What you need to do
Lines containing the string "content" are to be counted; report the total by itself.

Given records
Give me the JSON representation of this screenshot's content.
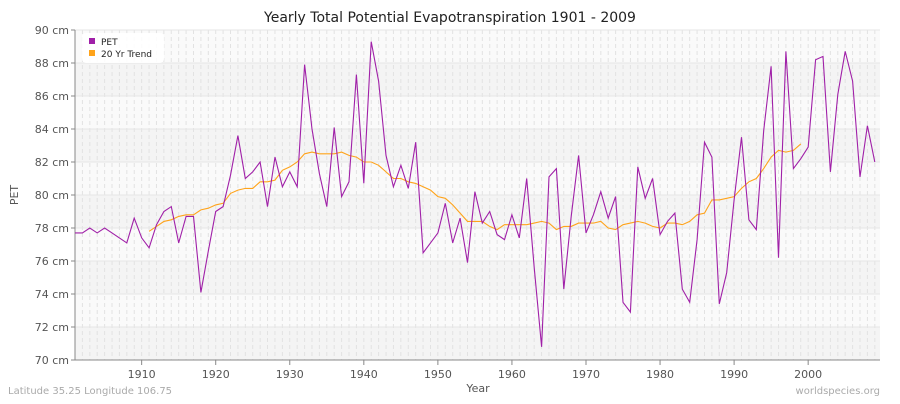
{
  "chart_data": {
    "type": "line",
    "title": "Yearly Total Potential Evapotranspiration 1901 - 2009",
    "xlabel": "Year",
    "ylabel": "PET",
    "xlim": [
      1901,
      2009.7
    ],
    "ylim": [
      70,
      90
    ],
    "x_ticks": [
      1910,
      1920,
      1930,
      1940,
      1950,
      1960,
      1970,
      1980,
      1990,
      2000
    ],
    "y_ticks": [
      70,
      72,
      74,
      76,
      78,
      80,
      82,
      84,
      86,
      88,
      90
    ],
    "y_tick_labels": [
      "70 cm",
      "72 cm",
      "74 cm",
      "76 cm",
      "78 cm",
      "80 cm",
      "82 cm",
      "84 cm",
      "86 cm",
      "88 cm",
      "90 cm"
    ],
    "grid": true,
    "legend_placement": "top-left",
    "colors": {
      "PET": "#a020a8",
      "20 Yr Trend": "#ffa31a"
    },
    "series": [
      {
        "name": "PET",
        "x_start": 1901,
        "values": [
          77.7,
          77.7,
          78.0,
          77.7,
          78.0,
          77.7,
          77.4,
          77.1,
          78.6,
          77.4,
          76.8,
          78.2,
          79.0,
          79.3,
          77.1,
          78.7,
          78.7,
          74.1,
          76.6,
          79.0,
          79.3,
          81.2,
          83.6,
          81.0,
          81.4,
          82.0,
          79.3,
          82.3,
          80.5,
          81.4,
          80.5,
          87.9,
          84.0,
          81.3,
          79.3,
          84.1,
          79.9,
          80.8,
          87.3,
          80.7,
          89.3,
          86.9,
          82.4,
          80.5,
          81.8,
          80.4,
          83.2,
          76.5,
          77.1,
          77.7,
          79.5,
          77.1,
          78.6,
          75.9,
          80.2,
          78.3,
          79.0,
          77.6,
          77.3,
          78.8,
          77.4,
          81.0,
          75.6,
          70.8,
          81.1,
          81.6,
          74.3,
          78.7,
          82.4,
          77.7,
          78.8,
          80.2,
          78.6,
          79.9,
          73.5,
          72.9,
          81.7,
          79.8,
          81.0,
          77.6,
          78.4,
          78.9,
          74.3,
          73.5,
          77.3,
          83.2,
          82.3,
          73.4,
          75.3,
          79.7,
          83.5,
          78.5,
          77.9,
          83.9,
          87.8,
          76.2,
          88.7,
          81.6,
          82.2,
          82.9,
          88.2,
          88.4,
          81.4,
          86.1,
          88.7,
          86.9,
          81.1,
          84.2,
          82.0
        ]
      },
      {
        "name": "20 Yr Trend",
        "x_start": 1911,
        "values": [
          77.8,
          78.1,
          78.4,
          78.5,
          78.7,
          78.8,
          78.8,
          79.1,
          79.2,
          79.4,
          79.5,
          80.1,
          80.3,
          80.4,
          80.4,
          80.8,
          80.8,
          80.9,
          81.5,
          81.7,
          82.0,
          82.5,
          82.6,
          82.5,
          82.5,
          82.5,
          82.6,
          82.4,
          82.3,
          82.0,
          82.0,
          81.8,
          81.4,
          81.0,
          81.0,
          80.8,
          80.7,
          80.5,
          80.3,
          79.9,
          79.8,
          79.4,
          78.9,
          78.4,
          78.4,
          78.4,
          78.1,
          77.9,
          78.2,
          78.2,
          78.2,
          78.2,
          78.3,
          78.4,
          78.3,
          77.9,
          78.1,
          78.1,
          78.3,
          78.3,
          78.3,
          78.4,
          78.0,
          77.9,
          78.2,
          78.3,
          78.4,
          78.3,
          78.1,
          78.0,
          78.3,
          78.3,
          78.2,
          78.4,
          78.8,
          78.9,
          79.7,
          79.7,
          79.8,
          79.9,
          80.4,
          80.8,
          81.0,
          81.6,
          82.3,
          82.7,
          82.6,
          82.7,
          83.1
        ]
      }
    ]
  },
  "footer": {
    "location": "Latitude 35.25 Longitude 106.75",
    "source": "worldspecies.org"
  }
}
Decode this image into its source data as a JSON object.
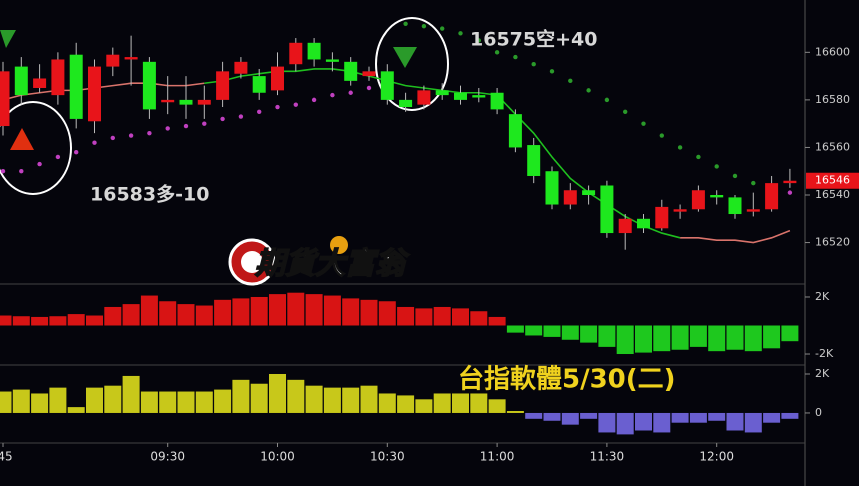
{
  "chart_data": [
    {
      "type": "candlestick",
      "title": "台指軟體5/30(二)",
      "watermark": "期貨大富翁",
      "categories": [
        ":45",
        null,
        null,
        null,
        null,
        null,
        null,
        null,
        null,
        "09:30",
        null,
        null,
        null,
        null,
        null,
        "10:00",
        null,
        null,
        null,
        null,
        null,
        "10:30",
        null,
        null,
        null,
        null,
        null,
        "11:00",
        null,
        null,
        null,
        null,
        null,
        "11:30",
        null,
        null,
        null,
        null,
        null,
        "12:00",
        null,
        null,
        null,
        null
      ],
      "open": [
        16569,
        16594,
        16585,
        16582,
        16599,
        16571,
        16594,
        16597,
        16596,
        16579,
        16580,
        16578,
        16580,
        16591,
        16590,
        16584,
        16595,
        16604,
        16597,
        16596,
        16590,
        16592,
        16580,
        16578,
        16584,
        16583,
        16582,
        16583,
        16574,
        16561,
        16550,
        16536,
        16542,
        16544,
        16524,
        16530,
        16526,
        16533,
        16534,
        16540,
        16539,
        16533,
        16534,
        16545
      ],
      "high": [
        16596,
        16598,
        16595,
        16600,
        16604,
        16597,
        16602,
        16607,
        16598,
        16590,
        16590,
        16586,
        16596,
        16598,
        16593,
        16600,
        16606,
        16606,
        16600,
        16598,
        16594,
        16595,
        16583,
        16586,
        16587,
        16586,
        16585,
        16585,
        16576,
        16564,
        16552,
        16545,
        16544,
        16546,
        16532,
        16532,
        16538,
        16536,
        16544,
        16542,
        16540,
        16541,
        16548,
        16551
      ],
      "low": [
        16565,
        16578,
        16583,
        16578,
        16568,
        16566,
        16590,
        16586,
        16572,
        16574,
        16572,
        16572,
        16577,
        16589,
        16580,
        16582,
        16592,
        16594,
        16592,
        16586,
        16588,
        16578,
        16575,
        16576,
        16580,
        16578,
        16579,
        16574,
        16558,
        16545,
        16534,
        16534,
        16536,
        16522,
        16517,
        16524,
        16525,
        16530,
        16533,
        16536,
        16530,
        16531,
        16533,
        16543
      ],
      "close": [
        16592,
        16582,
        16589,
        16597,
        16572,
        16594,
        16599,
        16598,
        16576,
        16580,
        16578,
        16580,
        16592,
        16596,
        16583,
        16594,
        16604,
        16597,
        16596,
        16588,
        16592,
        16580,
        16577,
        16584,
        16582,
        16580,
        16581,
        16576,
        16560,
        16548,
        16536,
        16542,
        16540,
        16524,
        16530,
        16526,
        16535,
        16534,
        16542,
        16539,
        16532,
        16534,
        16545,
        16546
      ],
      "up_color": "#e8141a",
      "down_color": "#1ee81e",
      "lines": [
        {
          "color": "#d9736b",
          "values": [
            16580,
            16582,
            16583,
            16584,
            16584,
            16585,
            16586,
            16587,
            16587,
            16586,
            16586,
            16587,
            null,
            null,
            null,
            null,
            null,
            null,
            null,
            null,
            null,
            null,
            null,
            null,
            null,
            null,
            null,
            null,
            null,
            null,
            null,
            null,
            null,
            null,
            null,
            null,
            null,
            16522,
            16522,
            16521,
            16521,
            16520,
            16522,
            16525
          ]
        },
        {
          "color": "#1fbf1f",
          "values": [
            null,
            null,
            null,
            null,
            null,
            null,
            null,
            null,
            null,
            null,
            null,
            16587,
            16588,
            16590,
            16591,
            16592,
            16592,
            16593,
            16593,
            16592,
            16590,
            16588,
            16586,
            16585,
            16584,
            16583,
            16583,
            16582,
            16574,
            16566,
            16556,
            16547,
            16541,
            16536,
            16531,
            16527,
            16524,
            16522,
            null,
            null,
            null,
            null,
            null,
            null
          ]
        }
      ],
      "sar": [
        16550,
        16550,
        16553,
        16556,
        16558,
        16562,
        16564,
        16565,
        16566,
        16568,
        16569,
        16570,
        16572,
        16573,
        16575,
        16577,
        16578,
        16580,
        16582,
        16583,
        16585,
        16587,
        16612,
        16611,
        16610,
        16608,
        16605,
        16600,
        16598,
        16595,
        16592,
        16588,
        16584,
        16580,
        16575,
        16570,
        16565,
        16560,
        16556,
        16552,
        16548,
        16545,
        16543,
        16541
      ],
      "sar_colors": [
        "#c040c0",
        "#2a9a2a"
      ],
      "annotations": [
        "16583多-10",
        "16575空+40"
      ],
      "last_price": 16546,
      "ylim": [
        16503,
        16622
      ],
      "yticks": [
        16520,
        16540,
        16560,
        16580,
        16600
      ]
    },
    {
      "type": "bar",
      "values": [
        700,
        650,
        600,
        650,
        800,
        700,
        1300,
        1500,
        2100,
        1700,
        1500,
        1400,
        1800,
        1900,
        2000,
        2200,
        2300,
        2200,
        2100,
        1900,
        1800,
        1700,
        1300,
        1200,
        1300,
        1200,
        1000,
        600,
        -500,
        -700,
        -800,
        -1000,
        -1200,
        -1500,
        -2000,
        -1900,
        -1800,
        -1700,
        -1500,
        -1800,
        -1700,
        -1800,
        -1600,
        -1100
      ],
      "colors": [
        "#d81414",
        "#1ec81e"
      ],
      "ylim": [
        -2770,
        2840
      ],
      "yticks": [
        {
          "value": 2000,
          "label": "2K"
        },
        {
          "value": -2000,
          "label": "-2K"
        }
      ]
    },
    {
      "type": "bar",
      "values": [
        1100,
        1200,
        1000,
        1300,
        300,
        1300,
        1400,
        1900,
        1100,
        1100,
        1100,
        1100,
        1200,
        1700,
        1500,
        2000,
        1700,
        1400,
        1300,
        1300,
        1400,
        1000,
        900,
        700,
        1000,
        1000,
        1000,
        700,
        100,
        -300,
        -400,
        -600,
        -300,
        -1000,
        -1100,
        -900,
        -1000,
        -500,
        -500,
        -400,
        -900,
        -1000,
        -500,
        -300
      ],
      "colors": [
        "#c8c81a",
        "#6a5fd0"
      ],
      "ylim": [
        -1490,
        2410
      ],
      "yticks": [
        {
          "value": 2000,
          "label": "2K"
        },
        0
      ]
    }
  ]
}
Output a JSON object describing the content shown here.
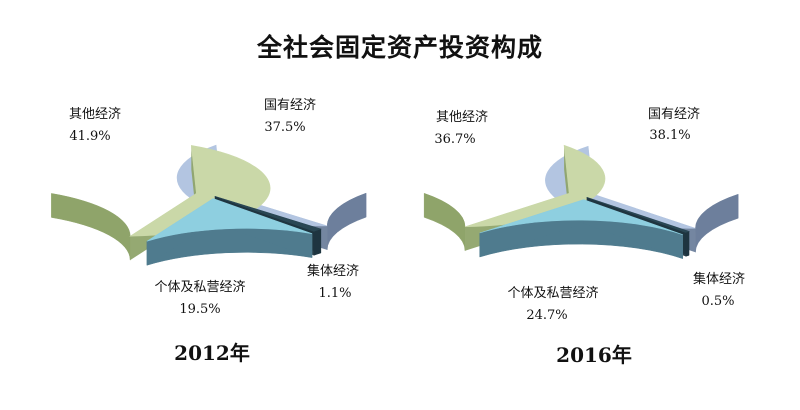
{
  "title": "全社会固定资产投资构成",
  "colors": {
    "国有经济": {
      "top": "#b3c5e1",
      "side": "#6d7f9c"
    },
    "集体经济": {
      "top": "#2a4754",
      "side": "#1f3540"
    },
    "个体及私营经济": {
      "top": "#8ecfe0",
      "side": "#4f7b8e"
    },
    "其他经济": {
      "top": "#cad8a8",
      "side": "#8fa46a"
    }
  },
  "chart_data": [
    {
      "type": "pie",
      "title": "2012年",
      "categories": [
        "国有经济",
        "集体经济",
        "个体及私营经济",
        "其他经济"
      ],
      "values": [
        37.5,
        1.1,
        19.5,
        41.9
      ],
      "value_labels": [
        "37.5%",
        "1.1%",
        "19.5%",
        "41.9%"
      ]
    },
    {
      "type": "pie",
      "title": "2016年",
      "categories": [
        "国有经济",
        "集体经济",
        "个体及私营经济",
        "其他经济"
      ],
      "values": [
        38.1,
        0.5,
        24.7,
        36.7
      ],
      "value_labels": [
        "38.1%",
        "0.5%",
        "24.7%",
        "36.7%"
      ]
    }
  ]
}
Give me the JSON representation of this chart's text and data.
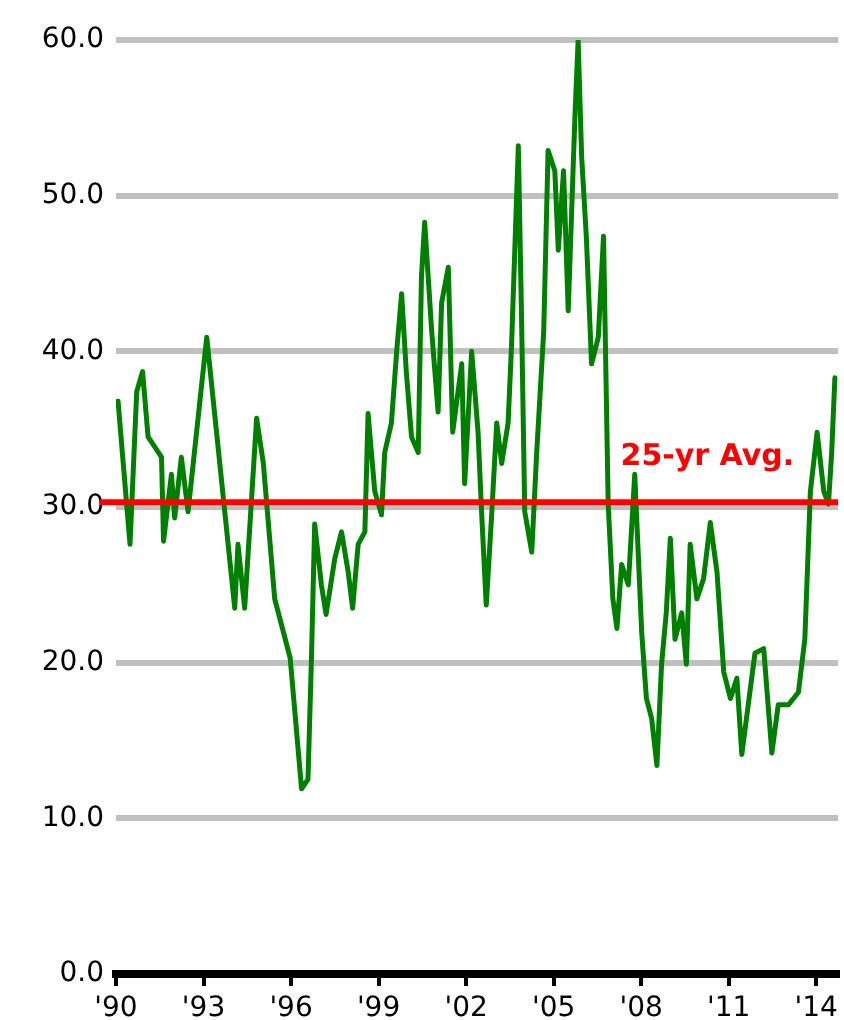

Task result
2